What you need to do: Every entry needs to be printed exactly, please.

╭─ Records shown

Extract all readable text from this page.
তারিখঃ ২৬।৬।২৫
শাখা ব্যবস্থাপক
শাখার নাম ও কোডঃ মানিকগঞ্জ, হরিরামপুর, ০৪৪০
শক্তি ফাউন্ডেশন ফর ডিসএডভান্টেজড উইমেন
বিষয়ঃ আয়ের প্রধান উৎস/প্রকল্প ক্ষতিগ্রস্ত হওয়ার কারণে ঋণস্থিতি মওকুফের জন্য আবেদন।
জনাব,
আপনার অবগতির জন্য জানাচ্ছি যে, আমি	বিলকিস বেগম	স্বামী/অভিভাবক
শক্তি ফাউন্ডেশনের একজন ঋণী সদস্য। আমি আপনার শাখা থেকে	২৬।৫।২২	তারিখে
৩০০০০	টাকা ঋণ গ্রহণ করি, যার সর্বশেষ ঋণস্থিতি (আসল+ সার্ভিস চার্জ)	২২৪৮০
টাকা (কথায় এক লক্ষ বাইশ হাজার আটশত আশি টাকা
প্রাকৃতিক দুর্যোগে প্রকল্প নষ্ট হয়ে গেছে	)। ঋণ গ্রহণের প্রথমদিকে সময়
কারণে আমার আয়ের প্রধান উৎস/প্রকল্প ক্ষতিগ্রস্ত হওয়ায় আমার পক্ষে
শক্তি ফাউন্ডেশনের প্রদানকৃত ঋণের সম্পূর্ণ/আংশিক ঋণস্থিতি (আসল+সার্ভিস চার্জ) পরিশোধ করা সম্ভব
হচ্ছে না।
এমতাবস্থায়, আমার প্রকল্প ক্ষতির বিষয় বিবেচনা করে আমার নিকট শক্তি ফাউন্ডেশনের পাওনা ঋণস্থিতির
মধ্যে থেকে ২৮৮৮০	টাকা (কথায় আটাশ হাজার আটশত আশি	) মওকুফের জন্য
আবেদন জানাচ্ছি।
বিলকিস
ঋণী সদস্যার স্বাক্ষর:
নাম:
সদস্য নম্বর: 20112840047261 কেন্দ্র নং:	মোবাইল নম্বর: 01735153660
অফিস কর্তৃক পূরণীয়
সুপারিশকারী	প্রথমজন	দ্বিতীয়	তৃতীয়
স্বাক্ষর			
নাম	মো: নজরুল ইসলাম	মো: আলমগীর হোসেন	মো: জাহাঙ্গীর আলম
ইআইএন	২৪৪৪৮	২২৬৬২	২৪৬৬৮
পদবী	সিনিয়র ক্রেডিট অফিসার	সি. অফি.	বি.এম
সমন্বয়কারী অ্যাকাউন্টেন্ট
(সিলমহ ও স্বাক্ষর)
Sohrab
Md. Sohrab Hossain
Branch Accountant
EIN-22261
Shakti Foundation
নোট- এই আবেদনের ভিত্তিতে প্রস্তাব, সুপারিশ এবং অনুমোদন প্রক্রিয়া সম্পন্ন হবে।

╰─

Solution to this exercise:
Extract all readable text from this page.
তারিখঃ ২৬।৬।২৫
শাখা ব্যবস্থাপক
শাখার নাম ও কোডঃ মানিকগঞ্জ, হরিরামপুর, ০৪৪০
শক্তি ফাউন্ডেশন ফর ডিসএডভান্টেজড উইমেন
বিষয়ঃ আয়ের প্রধান উৎস/প্রকল্প ক্ষতিগ্রস্ত হওয়ার কারণে ঋণস্থিতি মওকুফের জন্য আবেদন।
জনাব,
আপনার অবগতির জন্য জানাচ্ছি যে, আমি	বিলকিস বেগম	স্বামী/অভিভাবক
শক্তি ফাউন্ডেশনের একজন ঋণী সদস্য। আমি আপনার শাখা থেকে	২৬।৫।২২	তারিখে
৩০০০০	টাকা ঋণ গ্রহণ করি, যার সর্বশেষ ঋণস্থিতি (আসল+ সার্ভিস চার্জ)	২২৪৮০
টাকা (কথায় এক লক্ষ বাইশ হাজার আটশত আশি টাকা
প্রাকৃতিক দুর্যোগে প্রকল্প নষ্ট হয়ে গেছে	)। ঋণ গ্রহণের প্রথমদিকে সময়
কারণে আমার আয়ের প্রধান উৎস/প্রকল্প ক্ষতিগ্রস্ত হওয়ায় আমার পক্ষে
শক্তি ফাউন্ডেশনের প্রদানকৃত ঋণের সম্পূর্ণ/আংশিক ঋণস্থিতি (আসল+সার্ভিস চার্জ) পরিশোধ করা সম্ভব
হচ্ছে না।
এমতাবস্থায়, আমার প্রকল্প ক্ষতির বিষয় বিবেচনা করে আমার নিকট শক্তি ফাউন্ডেশনের পাওনা ঋণস্থিতির
মধ্যে থেকে ২৮৮৮০	টাকা (কথায় আটাশ হাজার আটশত আশি	) মওকুফের জন্য
আবেদন জানাচ্ছি।
বিলকিস
ঋণী সদস্যার স্বাক্ষর:
নাম:
সদস্য নম্বর: 20112840047261 কেন্দ্র নং:	মোবাইল নম্বর: 01735153660
অফিস কর্তৃক পূরণীয়
সুপারিশকারী	প্রথমজন	দ্বিতীয়	তৃতীয়
স্বাক্ষর			
নাম	মো: নজরুল ইসলাম	মো: আলমগীর হোসেন	মো: জাহাঙ্গীর আলম
ইআইএন	২৪৪৪৮	২২৬৬২	২৪৬৬৮
পদবী	সিনিয়র ক্রেডিট অফিসার	সি. অফি.	বি.এম
সমন্বয়কারী অ্যাকাউন্টেন্ট
(সিলমহ ও স্বাক্ষর)
Sohrab
Md. Sohrab Hossain
Branch Accountant
EIN-22261
Shakti Foundation
নোট- এই আবেদনের ভিত্তিতে প্রস্তাব, সুপারিশ এবং অনুমোদন প্রক্রিয়া সম্পন্ন হবে।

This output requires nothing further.